** start of Text segment **
A prime number is a number that has exactly two positive factors: $1$ and itself. This guide walks through a step-by-step method to determine if $47$ is a prime number.
What Is A Prime Number?
A number is considered prime if it has only two distinct positive divisors:
$$ \text{Factors of a prime number} = {1, \text{the number itself}} $$
If you can find any other factor, then the number is not prime.
Step-by-Step: Is 47 Prime?
We test whether $47$ can be divided evenly by any integer from $2$ up to $\sqrt{47} \approx 6.86$.
** end of Text segment **
** start of Data excerpt **
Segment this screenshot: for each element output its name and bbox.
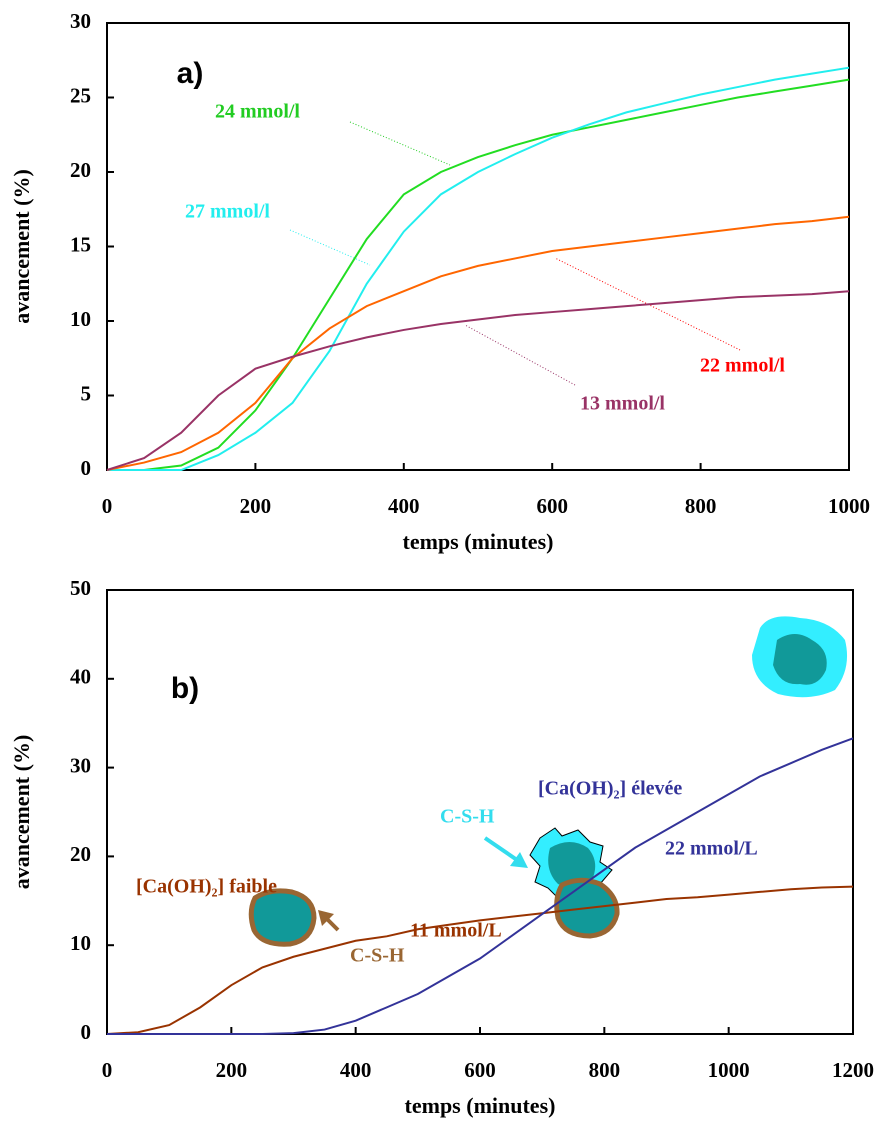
** end of Data excerpt **
Aim of the exercise: Extend the guide on whether 47 is prime, picking up after its last sentence.

Response to the task:
Try 2:
$$ 47 \div 2 = 23.5 \quad \text{(not a whole number)} $$
Try 3:
$$ 47 \div 3 \approx 15.67 \quad \text{(not a whole number)} $$
Try 4:
$$ 47 \div 4 = 11.75 \quad \text{(not a whole number)} $$
Try 5:
$$ 47 \div 5 = 9.4 \quad \text{(not a whole number)} $$
Try 6:
$$ 47 \div 6 \approx 7.83 \quad \text{(not a whole number)} $$
At this point, we’ve reached integers greater than $\sqrt{47}$, so we can stop.
✅ Since none of these numbers divide $47$ evenly, the number has no factors other than $1$ and $47$.
Final Answer
$47$ has only two factors: $1$ and $47$.
✅ So, $47$ is a prime number.